**Records for the exercise**
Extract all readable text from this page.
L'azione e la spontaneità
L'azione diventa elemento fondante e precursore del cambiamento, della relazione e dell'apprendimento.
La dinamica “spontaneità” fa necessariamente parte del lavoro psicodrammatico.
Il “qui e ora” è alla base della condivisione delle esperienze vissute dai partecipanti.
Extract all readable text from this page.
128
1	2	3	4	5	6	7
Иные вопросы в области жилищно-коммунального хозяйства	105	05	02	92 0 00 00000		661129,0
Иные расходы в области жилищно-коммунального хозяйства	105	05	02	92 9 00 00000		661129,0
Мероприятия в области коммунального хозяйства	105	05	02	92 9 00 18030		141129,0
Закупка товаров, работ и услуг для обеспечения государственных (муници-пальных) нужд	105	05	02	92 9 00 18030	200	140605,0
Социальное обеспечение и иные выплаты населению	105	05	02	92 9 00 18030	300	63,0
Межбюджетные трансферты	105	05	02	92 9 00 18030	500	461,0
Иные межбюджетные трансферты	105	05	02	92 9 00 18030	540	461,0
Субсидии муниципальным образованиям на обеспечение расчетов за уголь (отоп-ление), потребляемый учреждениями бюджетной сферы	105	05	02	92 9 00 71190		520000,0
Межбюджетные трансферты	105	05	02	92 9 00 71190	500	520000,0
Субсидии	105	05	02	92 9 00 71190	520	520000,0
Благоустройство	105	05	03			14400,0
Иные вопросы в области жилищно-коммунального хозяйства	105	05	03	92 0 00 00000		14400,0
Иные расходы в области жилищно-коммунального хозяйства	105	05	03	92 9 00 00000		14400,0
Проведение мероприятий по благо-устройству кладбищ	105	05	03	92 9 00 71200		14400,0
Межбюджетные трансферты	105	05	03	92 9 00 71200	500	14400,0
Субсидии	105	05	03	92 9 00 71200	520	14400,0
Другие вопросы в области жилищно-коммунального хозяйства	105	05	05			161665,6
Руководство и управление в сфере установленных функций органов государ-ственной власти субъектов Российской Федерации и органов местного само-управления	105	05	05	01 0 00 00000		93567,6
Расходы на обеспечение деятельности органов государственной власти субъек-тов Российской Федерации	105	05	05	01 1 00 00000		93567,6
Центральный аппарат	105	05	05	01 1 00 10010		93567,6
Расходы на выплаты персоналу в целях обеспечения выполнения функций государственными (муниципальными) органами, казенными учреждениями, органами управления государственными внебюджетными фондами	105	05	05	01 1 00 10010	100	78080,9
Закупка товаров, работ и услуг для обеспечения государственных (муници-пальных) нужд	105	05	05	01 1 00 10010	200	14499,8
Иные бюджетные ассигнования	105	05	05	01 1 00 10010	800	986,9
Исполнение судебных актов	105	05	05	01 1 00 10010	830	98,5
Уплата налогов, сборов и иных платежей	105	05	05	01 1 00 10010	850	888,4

**Instruction**
In the records above, collect each line with "управления".

**The response**
Руководство и управление в сфере установленных функций органов государ-ственной власти субъектов Российской Федерации и органов местного само-управления	105	05	05	01 0 00 00000		93567,6
Расходы на выплаты персоналу в целях обеспечения выполнения функций государственными (муниципальными) органами, казенными учреждениями, органами управления государственными внебюджетными фондами	105	05	05	01 1 00 10010	100	78080,9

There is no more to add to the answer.